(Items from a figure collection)

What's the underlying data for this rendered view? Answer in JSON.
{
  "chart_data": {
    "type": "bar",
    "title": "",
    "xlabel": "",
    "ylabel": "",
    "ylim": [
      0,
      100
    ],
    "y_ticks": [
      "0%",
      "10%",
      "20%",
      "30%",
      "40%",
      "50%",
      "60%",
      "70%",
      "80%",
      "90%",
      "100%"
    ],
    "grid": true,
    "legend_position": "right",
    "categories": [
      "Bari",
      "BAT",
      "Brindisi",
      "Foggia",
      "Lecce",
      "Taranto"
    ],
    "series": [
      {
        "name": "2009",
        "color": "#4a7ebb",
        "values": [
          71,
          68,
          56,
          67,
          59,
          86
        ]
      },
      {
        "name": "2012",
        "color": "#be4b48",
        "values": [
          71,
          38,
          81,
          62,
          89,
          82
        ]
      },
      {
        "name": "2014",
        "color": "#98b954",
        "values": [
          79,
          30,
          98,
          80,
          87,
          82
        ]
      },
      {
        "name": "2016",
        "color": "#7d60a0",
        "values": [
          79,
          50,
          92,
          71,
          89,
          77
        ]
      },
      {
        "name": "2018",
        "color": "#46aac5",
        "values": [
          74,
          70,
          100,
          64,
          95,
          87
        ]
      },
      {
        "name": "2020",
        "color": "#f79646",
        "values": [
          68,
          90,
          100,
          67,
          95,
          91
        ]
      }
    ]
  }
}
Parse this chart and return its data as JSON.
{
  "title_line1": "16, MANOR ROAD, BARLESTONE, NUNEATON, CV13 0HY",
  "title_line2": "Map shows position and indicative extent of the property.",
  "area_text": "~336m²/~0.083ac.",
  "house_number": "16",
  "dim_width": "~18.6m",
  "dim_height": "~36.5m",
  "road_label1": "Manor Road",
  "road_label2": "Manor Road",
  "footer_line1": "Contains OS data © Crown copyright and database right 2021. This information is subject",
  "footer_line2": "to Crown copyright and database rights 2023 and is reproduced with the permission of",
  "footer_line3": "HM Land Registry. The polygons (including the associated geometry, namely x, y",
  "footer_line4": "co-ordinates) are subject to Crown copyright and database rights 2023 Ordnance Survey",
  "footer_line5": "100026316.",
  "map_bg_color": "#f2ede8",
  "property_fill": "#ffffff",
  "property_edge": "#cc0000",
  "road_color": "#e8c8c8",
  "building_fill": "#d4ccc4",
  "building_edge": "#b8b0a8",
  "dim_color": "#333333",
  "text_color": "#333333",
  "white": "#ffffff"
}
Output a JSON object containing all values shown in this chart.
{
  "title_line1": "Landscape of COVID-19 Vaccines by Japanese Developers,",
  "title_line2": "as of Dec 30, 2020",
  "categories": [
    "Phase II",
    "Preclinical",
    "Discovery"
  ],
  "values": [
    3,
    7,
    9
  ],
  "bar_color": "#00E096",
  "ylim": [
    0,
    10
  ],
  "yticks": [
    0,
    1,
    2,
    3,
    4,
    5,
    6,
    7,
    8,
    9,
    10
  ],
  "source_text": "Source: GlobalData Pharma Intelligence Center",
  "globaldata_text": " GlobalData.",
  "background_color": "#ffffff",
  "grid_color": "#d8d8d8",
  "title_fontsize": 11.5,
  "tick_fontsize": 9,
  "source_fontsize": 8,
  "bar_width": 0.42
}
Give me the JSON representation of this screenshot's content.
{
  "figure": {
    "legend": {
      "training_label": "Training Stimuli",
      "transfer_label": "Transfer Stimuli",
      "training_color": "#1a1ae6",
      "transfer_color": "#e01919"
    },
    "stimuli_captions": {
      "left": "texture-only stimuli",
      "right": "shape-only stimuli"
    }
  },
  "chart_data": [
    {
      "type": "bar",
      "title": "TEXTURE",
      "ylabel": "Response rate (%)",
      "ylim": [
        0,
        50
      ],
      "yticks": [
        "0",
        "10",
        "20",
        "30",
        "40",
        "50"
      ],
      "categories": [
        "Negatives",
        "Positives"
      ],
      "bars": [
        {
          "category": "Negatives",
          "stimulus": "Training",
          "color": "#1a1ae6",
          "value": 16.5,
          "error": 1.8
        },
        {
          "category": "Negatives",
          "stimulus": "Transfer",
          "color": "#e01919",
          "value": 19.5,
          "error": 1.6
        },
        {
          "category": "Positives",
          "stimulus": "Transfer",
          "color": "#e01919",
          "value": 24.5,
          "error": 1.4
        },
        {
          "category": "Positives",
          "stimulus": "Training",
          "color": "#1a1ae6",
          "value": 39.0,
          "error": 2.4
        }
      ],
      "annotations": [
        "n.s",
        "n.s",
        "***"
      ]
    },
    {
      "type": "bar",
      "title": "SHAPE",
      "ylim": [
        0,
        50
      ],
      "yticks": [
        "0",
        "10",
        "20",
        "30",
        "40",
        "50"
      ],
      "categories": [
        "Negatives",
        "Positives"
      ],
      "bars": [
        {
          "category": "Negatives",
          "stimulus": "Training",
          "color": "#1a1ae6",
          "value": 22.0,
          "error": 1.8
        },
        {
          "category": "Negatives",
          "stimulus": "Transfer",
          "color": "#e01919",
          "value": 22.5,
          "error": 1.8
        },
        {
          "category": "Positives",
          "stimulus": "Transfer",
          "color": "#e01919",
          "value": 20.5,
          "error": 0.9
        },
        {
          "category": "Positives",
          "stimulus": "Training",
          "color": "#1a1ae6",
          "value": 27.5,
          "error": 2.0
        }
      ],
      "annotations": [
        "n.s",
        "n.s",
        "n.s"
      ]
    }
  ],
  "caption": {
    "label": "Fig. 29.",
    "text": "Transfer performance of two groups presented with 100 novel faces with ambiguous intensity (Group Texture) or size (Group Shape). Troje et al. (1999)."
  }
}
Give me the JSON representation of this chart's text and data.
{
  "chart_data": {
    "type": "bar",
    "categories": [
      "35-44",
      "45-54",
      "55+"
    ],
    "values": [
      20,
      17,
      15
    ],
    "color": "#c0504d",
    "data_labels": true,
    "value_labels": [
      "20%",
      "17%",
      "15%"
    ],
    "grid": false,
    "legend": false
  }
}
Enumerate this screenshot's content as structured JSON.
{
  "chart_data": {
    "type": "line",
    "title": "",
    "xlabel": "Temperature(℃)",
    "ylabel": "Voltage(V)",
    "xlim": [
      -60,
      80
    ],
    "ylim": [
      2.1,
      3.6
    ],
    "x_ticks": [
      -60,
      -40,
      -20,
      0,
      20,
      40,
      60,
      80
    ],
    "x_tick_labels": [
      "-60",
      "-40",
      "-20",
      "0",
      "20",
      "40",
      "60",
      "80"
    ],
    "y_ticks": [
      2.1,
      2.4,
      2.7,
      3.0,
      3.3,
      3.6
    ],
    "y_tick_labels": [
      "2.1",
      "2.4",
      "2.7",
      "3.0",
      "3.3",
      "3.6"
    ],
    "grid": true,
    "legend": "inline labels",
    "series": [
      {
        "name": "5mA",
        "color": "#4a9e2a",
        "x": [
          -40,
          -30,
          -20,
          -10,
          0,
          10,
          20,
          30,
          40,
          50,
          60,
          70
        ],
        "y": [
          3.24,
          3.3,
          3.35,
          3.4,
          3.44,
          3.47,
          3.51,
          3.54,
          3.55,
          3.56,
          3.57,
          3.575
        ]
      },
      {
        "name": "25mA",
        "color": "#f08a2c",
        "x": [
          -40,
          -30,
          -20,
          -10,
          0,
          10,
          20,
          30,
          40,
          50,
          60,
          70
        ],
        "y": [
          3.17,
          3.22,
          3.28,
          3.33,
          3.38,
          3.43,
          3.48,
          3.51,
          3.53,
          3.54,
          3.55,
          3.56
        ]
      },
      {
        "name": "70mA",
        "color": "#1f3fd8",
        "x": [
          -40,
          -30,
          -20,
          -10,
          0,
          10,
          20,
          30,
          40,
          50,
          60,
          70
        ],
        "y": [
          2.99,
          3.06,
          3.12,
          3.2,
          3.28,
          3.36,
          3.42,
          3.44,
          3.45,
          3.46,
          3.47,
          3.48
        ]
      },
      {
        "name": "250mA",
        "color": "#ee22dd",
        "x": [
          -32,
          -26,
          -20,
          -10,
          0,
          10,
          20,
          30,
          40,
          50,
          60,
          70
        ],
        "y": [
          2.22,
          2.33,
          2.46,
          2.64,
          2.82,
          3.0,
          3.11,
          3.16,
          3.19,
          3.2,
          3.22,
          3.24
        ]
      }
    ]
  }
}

• Direction:
Reply with nothing but the number of lines that contain the word "ffffff".

• Final result:
3